Task description:
Write out the material exactly, with the pictures left out.

[Saved data entries]

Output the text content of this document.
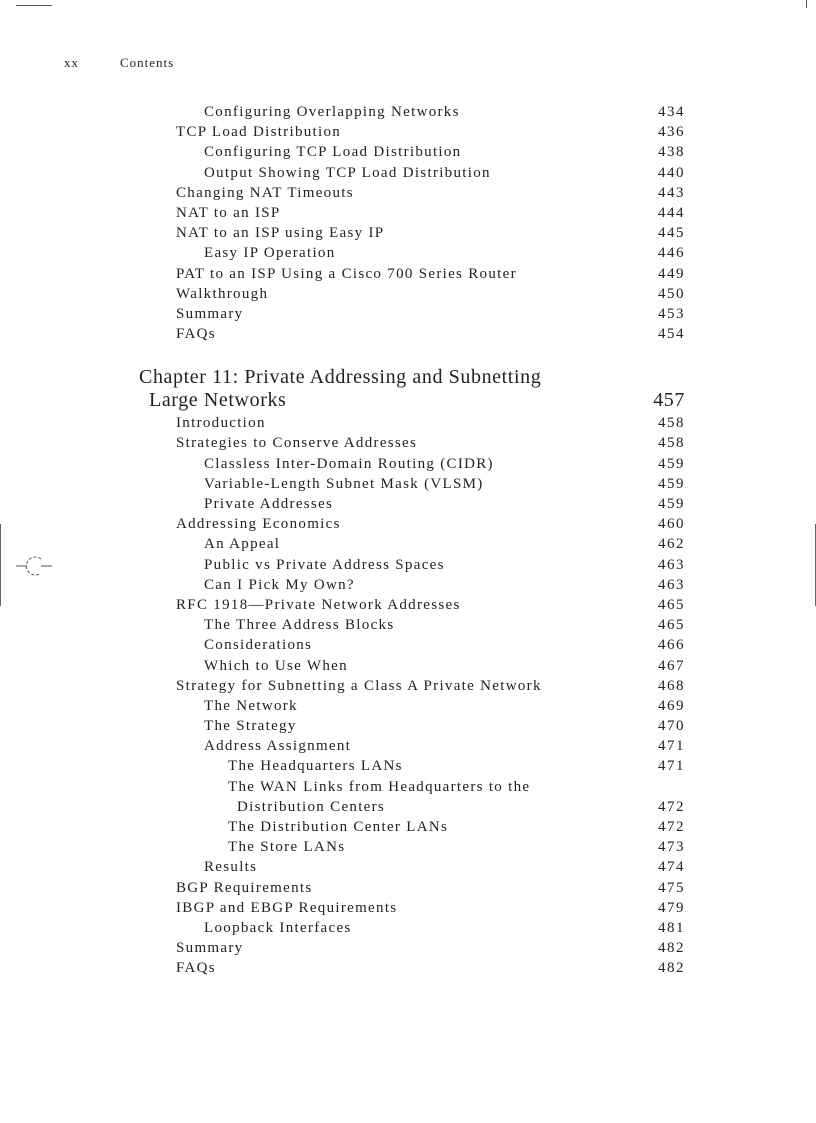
xx	Contents
Configuring Overlapping Networks	434
TCP Load Distribution	436
Configuring TCP Load Distribution	438
Output Showing TCP Load Distribution	440
Changing NAT Timeouts	443
NAT to an ISP	444
NAT to an ISP using Easy IP	445
Easy IP Operation	446
PAT to an ISP Using a Cisco 700 Series Router	449
Walkthrough	450
Summary	453
FAQs	454
Chapter 11: Private Addressing and Subnetting
Large Networks	457
Introduction	458
Strategies to Conserve Addresses	458
Classless Inter-Domain Routing (CIDR)	459
Variable-Length Subnet Mask (VLSM)	459
Private Addresses	459
Addressing Economics	460
An Appeal	462
Public vs Private Address Spaces	463
Can I Pick My Own?	463
RFC 1918—Private Network Addresses	465
The Three Address Blocks	465
Considerations	466
Which to Use When	467
Strategy for Subnetting a Class A Private Network	468
The Network	469
The Strategy	470
Address Assignment	471
The Headquarters LANs	471
The WAN Links from Headquarters to the
Distribution Centers	472
The Distribution Center LANs	472
The Store LANs	473
Results	474
BGP Requirements	475
IBGP and EBGP Requirements	479
Loopback Interfaces	481
Summary	482
FAQs	482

Solution to this problem:
Output the text content of this document.
xx	Contents
Configuring Overlapping Networks	434
TCP Load Distribution	436
Configuring TCP Load Distribution	438
Output Showing TCP Load Distribution	440
Changing NAT Timeouts	443
NAT to an ISP	444
NAT to an ISP using Easy IP	445
Easy IP Operation	446
PAT to an ISP Using a Cisco 700 Series Router	449
Walkthrough	450
Summary	453
FAQs	454
Chapter 11: Private Addressing and Subnetting
Large Networks	457
Introduction	458
Strategies to Conserve Addresses	458
Classless Inter-Domain Routing (CIDR)	459
Variable-Length Subnet Mask (VLSM)	459
Private Addresses	459
Addressing Economics	460
An Appeal	462
Public vs Private Address Spaces	463
Can I Pick My Own?	463
RFC 1918—Private Network Addresses	465
The Three Address Blocks	465
Considerations	466
Which to Use When	467
Strategy for Subnetting a Class A Private Network	468
The Network	469
The Strategy	470
Address Assignment	471
The Headquarters LANs	471
The WAN Links from Headquarters to the
Distribution Centers	472
The Distribution Center LANs	472
The Store LANs	473
Results	474
BGP Requirements	475
IBGP and EBGP Requirements	479
Loopback Interfaces	481
Summary	482
FAQs	482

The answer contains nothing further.